Problems and tasks:
1) Translate this sentence from the passage on investing in art into Spanish: "Even something as simple as exhibiting a work can enhance its value."
2) Write out the part of the passage on investing in art starting with "When an individual" and going on through "their perceived safety.", with no changes.
3) Answer these questions using the passage on investing in art.
(a) In what year did the Knoedler Gallery close?
(b) Which college is Dr Stephen Satchell a Fellow of?
(c) What price does Meir Statman give for the poster he compares with the painting?

Reading passage:
--------
Finally, there can be problems with authenticity. In 2011, the Knoedler Gallery closed after a controversy involving a painting purported to be by Jackson Pollock but now believed to be a forgery. Some scholars have been reluctant to authenticate works because they fear lawsuits should they make the wrong call. If a scholar who specialises in an artist’s work says that a painting is not authentic, they run the risk of a lawsuit brought by the seller. With most scholars offering their opinions for free or at minimal cost, there is therefore little incentive for them to make pronouncements on a work that could later prove controversial.
Of course, investors may also benefit from these inefficiencies in the art market. Many individuals can and do make large sums of money from investing in art and other treasure assets. The relatively small size of the art market means that there are more opportunities to create and move markets than in, say, equities or currencies. Even something as simple as exhibiting a work can enhance its value. “There are some people who have started collecting and single-handedly created a market,” says Dr Stephen Satchell, Fellow of Trinity College at Cambridge University. “That’s not done necessarily by just shrewdness, but by enthusiasm too and because they’ve been smart enough to collect something that’s popular.”
But creating consistently positive returns requires a high degree of expertise, time and contacts, which very few casual collectors will possess. Funds can be one way of accessing this expertise but, as with funds in traditional financial markets, finding the right ones can be challenging. “To be a successful art fund you need size, expertise, track record and the ability to source art privately,” says Mr Hoffman. “If you haven’t got those it will be extremely difficult.”
When an individual invests in any financial asset — whether a stock, bond or real estate fund — their reasons for doing so will typically combine both financial and emotional motivations. As well as thinking about the potential financial returns from investing in a hedge fund, for example, an individual may also derive a benefit from the status that being a sophisticated investor brings, while an investor in bonds may derive comfort from their perceived safety.
Treasure investments are no different. Although some individuals may acquire treasure primarily for financial reasons, a greater proportion of the benefits can be derived from the emotional aspects, such as enjoyment, status, sharing with friends or bequeathing to dependents. “When somebody buys a painting for USD$80 million, the utilitarian value of that painting is no greater than that of a poster that sells for USD$20,” says Meir Statman, Glenn Klimek Professor of Finance at the Leavey School of Business, Santa Clara University and Author of What Investors Really Want. “This means that most of the benefits come from the expressive and emotional aspects.”
The fact that treasure has such a large emotional component to it means that collectors can be particularly susceptible to behavioural biases and heuristics. “We know that traditional investments suffer from behavioural biases but, in the art market where there’s a greater amount of emotional value involved, then these biases are by definition more severe,” says Professor Pownall. “Investors are more averse to making losses and tend to want to hold onto winners for a longer period of time in the art market than with traditional investments.”
--------
(Element and coordinate records)

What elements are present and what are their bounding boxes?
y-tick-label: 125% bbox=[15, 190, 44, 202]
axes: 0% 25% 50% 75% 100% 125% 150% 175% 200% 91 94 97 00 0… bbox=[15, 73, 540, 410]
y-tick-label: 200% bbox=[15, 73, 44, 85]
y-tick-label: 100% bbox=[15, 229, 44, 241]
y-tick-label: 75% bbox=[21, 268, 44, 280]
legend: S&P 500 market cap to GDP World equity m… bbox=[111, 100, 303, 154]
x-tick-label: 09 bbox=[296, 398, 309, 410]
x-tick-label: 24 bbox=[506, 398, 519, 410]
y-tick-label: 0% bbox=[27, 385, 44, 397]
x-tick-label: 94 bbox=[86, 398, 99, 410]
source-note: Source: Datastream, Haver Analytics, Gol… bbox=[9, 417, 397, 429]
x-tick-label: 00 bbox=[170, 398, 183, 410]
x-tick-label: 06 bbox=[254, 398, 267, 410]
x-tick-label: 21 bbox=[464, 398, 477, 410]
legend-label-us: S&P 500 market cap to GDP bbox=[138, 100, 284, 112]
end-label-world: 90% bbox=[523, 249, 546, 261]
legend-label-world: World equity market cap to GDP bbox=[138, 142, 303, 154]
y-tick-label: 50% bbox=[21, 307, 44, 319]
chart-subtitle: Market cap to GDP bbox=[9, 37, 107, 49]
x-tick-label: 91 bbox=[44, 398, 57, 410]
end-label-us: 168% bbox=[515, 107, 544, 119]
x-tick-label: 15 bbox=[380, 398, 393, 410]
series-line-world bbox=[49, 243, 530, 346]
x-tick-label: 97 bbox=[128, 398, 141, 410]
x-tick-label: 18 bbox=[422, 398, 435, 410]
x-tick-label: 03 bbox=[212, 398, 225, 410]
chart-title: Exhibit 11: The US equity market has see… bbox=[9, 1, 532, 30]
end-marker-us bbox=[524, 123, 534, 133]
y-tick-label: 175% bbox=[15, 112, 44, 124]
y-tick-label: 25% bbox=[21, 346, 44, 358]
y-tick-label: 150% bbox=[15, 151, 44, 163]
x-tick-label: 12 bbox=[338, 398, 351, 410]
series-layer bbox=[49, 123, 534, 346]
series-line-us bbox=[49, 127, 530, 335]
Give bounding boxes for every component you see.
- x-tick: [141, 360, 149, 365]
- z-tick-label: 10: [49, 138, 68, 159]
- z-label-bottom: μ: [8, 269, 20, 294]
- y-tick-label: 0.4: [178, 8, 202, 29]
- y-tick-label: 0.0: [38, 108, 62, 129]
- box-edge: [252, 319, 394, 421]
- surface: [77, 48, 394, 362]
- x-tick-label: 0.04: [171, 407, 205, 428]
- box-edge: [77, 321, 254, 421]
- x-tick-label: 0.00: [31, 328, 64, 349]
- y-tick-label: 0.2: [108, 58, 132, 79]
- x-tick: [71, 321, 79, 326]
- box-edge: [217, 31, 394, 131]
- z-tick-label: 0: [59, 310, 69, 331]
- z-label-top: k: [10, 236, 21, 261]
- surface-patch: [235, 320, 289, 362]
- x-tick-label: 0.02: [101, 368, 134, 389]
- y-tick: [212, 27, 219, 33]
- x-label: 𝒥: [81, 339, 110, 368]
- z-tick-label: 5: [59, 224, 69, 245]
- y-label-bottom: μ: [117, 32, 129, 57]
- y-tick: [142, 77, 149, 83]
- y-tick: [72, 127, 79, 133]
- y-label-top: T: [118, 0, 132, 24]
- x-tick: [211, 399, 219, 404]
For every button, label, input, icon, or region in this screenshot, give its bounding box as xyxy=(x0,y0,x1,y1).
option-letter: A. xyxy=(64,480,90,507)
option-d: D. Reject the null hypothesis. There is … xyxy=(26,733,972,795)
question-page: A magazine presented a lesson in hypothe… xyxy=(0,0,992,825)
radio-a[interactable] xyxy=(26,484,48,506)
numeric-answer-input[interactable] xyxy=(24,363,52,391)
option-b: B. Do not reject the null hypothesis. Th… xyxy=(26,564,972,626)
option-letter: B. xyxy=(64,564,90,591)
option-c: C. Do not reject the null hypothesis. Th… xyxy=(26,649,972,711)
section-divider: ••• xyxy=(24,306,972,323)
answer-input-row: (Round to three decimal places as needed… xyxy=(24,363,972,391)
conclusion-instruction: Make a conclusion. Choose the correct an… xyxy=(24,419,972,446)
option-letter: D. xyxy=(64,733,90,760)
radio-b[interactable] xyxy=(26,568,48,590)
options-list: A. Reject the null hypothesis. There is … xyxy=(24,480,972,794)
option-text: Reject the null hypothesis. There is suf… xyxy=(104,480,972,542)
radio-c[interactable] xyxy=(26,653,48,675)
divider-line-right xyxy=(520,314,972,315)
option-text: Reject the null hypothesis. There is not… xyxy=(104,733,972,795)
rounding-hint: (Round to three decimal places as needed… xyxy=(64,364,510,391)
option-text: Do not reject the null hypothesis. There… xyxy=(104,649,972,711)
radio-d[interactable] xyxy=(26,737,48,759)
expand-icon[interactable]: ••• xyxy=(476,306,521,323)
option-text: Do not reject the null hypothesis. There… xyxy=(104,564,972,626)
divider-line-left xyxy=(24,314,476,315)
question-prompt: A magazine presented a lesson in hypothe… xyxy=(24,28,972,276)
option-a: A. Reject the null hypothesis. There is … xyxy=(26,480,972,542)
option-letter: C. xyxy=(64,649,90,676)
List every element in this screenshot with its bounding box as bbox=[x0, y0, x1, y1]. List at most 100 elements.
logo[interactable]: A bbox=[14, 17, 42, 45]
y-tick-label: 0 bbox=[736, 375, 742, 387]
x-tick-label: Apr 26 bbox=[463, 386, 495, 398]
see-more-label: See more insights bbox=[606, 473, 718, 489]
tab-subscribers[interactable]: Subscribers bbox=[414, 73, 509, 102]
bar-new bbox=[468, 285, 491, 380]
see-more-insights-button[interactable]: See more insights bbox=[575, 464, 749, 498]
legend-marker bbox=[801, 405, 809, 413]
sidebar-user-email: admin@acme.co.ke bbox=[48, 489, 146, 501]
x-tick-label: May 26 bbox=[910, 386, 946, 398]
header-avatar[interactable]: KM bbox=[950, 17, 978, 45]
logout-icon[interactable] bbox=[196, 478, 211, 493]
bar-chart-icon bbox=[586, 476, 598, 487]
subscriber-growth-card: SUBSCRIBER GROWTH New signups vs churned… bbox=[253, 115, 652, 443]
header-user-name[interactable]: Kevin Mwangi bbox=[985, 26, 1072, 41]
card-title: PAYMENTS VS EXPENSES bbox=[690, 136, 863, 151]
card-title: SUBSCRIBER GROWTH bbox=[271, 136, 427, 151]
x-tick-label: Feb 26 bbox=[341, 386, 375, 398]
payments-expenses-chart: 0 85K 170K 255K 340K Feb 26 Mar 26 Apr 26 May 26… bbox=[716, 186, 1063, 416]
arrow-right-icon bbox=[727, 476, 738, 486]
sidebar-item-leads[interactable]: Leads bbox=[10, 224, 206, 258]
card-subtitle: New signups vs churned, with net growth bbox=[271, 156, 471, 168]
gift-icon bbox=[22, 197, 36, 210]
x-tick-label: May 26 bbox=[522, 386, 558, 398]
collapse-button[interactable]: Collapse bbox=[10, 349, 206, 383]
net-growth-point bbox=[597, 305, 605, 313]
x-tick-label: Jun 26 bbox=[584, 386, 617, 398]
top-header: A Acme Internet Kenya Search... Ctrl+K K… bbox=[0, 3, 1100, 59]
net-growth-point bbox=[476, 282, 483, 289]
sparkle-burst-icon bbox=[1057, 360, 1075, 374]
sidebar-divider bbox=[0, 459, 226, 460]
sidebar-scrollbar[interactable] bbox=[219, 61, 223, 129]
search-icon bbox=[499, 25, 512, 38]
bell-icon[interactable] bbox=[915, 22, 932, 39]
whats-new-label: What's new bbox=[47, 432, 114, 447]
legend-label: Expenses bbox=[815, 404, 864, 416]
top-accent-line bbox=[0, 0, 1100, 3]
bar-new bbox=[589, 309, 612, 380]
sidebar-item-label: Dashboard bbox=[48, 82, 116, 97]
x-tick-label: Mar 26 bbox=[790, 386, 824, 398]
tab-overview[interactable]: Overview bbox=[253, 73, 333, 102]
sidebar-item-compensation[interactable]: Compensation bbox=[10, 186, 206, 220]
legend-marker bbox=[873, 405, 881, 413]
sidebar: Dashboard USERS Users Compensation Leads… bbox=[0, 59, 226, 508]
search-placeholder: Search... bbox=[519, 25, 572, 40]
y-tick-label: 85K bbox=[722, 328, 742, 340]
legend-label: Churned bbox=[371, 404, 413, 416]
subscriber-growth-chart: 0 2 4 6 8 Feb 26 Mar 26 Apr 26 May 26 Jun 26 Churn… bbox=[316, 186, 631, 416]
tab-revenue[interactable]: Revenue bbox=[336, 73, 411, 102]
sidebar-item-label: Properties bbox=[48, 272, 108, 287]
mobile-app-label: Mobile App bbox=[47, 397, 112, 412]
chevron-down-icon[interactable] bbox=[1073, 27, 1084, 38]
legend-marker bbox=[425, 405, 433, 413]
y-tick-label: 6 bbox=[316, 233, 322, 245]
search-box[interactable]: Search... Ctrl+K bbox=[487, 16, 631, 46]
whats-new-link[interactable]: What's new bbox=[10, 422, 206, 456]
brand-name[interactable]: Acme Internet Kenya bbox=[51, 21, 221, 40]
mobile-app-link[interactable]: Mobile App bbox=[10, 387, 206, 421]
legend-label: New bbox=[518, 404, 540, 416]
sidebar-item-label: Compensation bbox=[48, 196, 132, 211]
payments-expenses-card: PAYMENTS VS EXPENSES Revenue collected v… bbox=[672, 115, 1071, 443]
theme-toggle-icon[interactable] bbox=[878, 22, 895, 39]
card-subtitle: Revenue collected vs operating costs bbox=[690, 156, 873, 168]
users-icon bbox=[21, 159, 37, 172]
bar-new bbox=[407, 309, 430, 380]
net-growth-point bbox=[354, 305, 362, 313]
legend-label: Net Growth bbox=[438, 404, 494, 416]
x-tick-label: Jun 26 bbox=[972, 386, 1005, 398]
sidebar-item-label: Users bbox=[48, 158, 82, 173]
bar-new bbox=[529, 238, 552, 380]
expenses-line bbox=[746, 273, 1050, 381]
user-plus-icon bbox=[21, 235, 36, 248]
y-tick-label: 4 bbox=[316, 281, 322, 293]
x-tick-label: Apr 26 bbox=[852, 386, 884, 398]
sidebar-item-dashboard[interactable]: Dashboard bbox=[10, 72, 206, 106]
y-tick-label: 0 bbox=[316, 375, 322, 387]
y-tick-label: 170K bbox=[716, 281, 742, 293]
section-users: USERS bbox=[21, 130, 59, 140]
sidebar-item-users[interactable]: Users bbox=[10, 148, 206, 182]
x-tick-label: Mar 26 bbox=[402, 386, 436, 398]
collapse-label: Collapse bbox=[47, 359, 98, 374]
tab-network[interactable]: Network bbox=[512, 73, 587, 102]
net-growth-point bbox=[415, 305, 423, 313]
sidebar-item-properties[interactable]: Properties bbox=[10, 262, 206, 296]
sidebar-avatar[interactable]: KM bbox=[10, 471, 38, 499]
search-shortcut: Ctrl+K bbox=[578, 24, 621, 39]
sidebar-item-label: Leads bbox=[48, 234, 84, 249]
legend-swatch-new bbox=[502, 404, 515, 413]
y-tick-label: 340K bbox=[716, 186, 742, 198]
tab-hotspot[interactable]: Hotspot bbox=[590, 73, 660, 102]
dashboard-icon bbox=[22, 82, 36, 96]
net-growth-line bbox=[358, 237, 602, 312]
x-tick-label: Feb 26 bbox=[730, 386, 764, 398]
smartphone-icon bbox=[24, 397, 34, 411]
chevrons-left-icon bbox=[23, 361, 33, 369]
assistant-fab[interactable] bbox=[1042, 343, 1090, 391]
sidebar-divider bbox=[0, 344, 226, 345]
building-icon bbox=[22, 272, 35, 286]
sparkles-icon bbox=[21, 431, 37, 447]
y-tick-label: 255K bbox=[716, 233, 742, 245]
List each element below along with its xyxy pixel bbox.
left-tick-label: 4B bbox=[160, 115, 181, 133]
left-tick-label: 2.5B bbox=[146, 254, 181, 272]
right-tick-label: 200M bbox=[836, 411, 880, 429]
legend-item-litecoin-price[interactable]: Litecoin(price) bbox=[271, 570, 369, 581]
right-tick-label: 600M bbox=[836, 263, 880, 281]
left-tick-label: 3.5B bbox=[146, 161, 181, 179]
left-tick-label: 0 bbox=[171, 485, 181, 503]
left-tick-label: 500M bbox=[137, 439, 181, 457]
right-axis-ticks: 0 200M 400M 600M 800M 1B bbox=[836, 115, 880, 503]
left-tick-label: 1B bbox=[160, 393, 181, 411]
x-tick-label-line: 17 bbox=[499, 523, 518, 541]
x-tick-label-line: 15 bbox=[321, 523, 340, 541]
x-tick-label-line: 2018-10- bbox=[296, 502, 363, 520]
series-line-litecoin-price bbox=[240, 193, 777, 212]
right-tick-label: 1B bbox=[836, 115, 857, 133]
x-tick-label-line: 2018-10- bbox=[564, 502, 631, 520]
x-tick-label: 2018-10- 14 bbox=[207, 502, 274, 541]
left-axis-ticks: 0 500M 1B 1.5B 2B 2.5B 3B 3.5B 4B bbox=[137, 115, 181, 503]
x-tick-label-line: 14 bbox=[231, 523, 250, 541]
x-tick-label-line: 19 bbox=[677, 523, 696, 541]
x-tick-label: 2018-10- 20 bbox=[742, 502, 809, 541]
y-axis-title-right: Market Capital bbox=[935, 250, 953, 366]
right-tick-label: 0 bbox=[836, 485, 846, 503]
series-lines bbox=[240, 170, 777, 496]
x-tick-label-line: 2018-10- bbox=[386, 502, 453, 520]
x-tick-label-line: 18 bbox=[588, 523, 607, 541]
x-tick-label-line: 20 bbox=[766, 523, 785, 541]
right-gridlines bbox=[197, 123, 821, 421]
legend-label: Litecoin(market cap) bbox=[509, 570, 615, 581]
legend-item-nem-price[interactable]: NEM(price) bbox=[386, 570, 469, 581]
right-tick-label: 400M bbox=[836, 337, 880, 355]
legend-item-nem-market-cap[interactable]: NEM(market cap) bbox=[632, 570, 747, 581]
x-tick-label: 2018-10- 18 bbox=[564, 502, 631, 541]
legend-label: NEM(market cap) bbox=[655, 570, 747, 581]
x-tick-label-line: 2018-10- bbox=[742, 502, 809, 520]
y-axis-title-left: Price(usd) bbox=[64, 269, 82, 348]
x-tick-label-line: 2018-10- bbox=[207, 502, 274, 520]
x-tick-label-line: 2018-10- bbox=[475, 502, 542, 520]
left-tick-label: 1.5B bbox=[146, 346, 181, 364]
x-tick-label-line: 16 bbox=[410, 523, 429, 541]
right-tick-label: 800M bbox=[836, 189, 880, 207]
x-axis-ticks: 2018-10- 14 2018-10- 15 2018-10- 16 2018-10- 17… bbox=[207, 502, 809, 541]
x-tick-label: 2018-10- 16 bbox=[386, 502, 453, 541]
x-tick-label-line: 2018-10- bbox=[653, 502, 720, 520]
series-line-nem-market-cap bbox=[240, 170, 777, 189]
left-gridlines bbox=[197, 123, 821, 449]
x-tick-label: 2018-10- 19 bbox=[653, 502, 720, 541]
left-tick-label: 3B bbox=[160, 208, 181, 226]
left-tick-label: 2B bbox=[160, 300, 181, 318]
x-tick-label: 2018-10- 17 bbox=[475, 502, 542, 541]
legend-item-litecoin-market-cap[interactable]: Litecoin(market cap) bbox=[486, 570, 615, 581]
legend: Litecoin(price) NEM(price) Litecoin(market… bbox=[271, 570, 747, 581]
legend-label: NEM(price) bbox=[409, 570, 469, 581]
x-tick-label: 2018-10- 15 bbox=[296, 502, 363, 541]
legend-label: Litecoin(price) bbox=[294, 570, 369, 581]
--------
Results for each task:
1) Incluso algo tan sencillo como exponer una obra puede aumentar su valor.

2)
When an individual invests in any financial asset — whether a stock, bond or real estate fund — their reasons for doing so will typically combine both financial and emotional motivations. As well as thinking about the potential financial returns from investing in a hedge fund, for example, an individual may also derive a benefit from the status that being a sophisticated investor brings, while an investor in bonds may derive comfort from their perceived safety.

3)
(a) 2011
(b) Trinity College at Cambridge University
(c) USD$20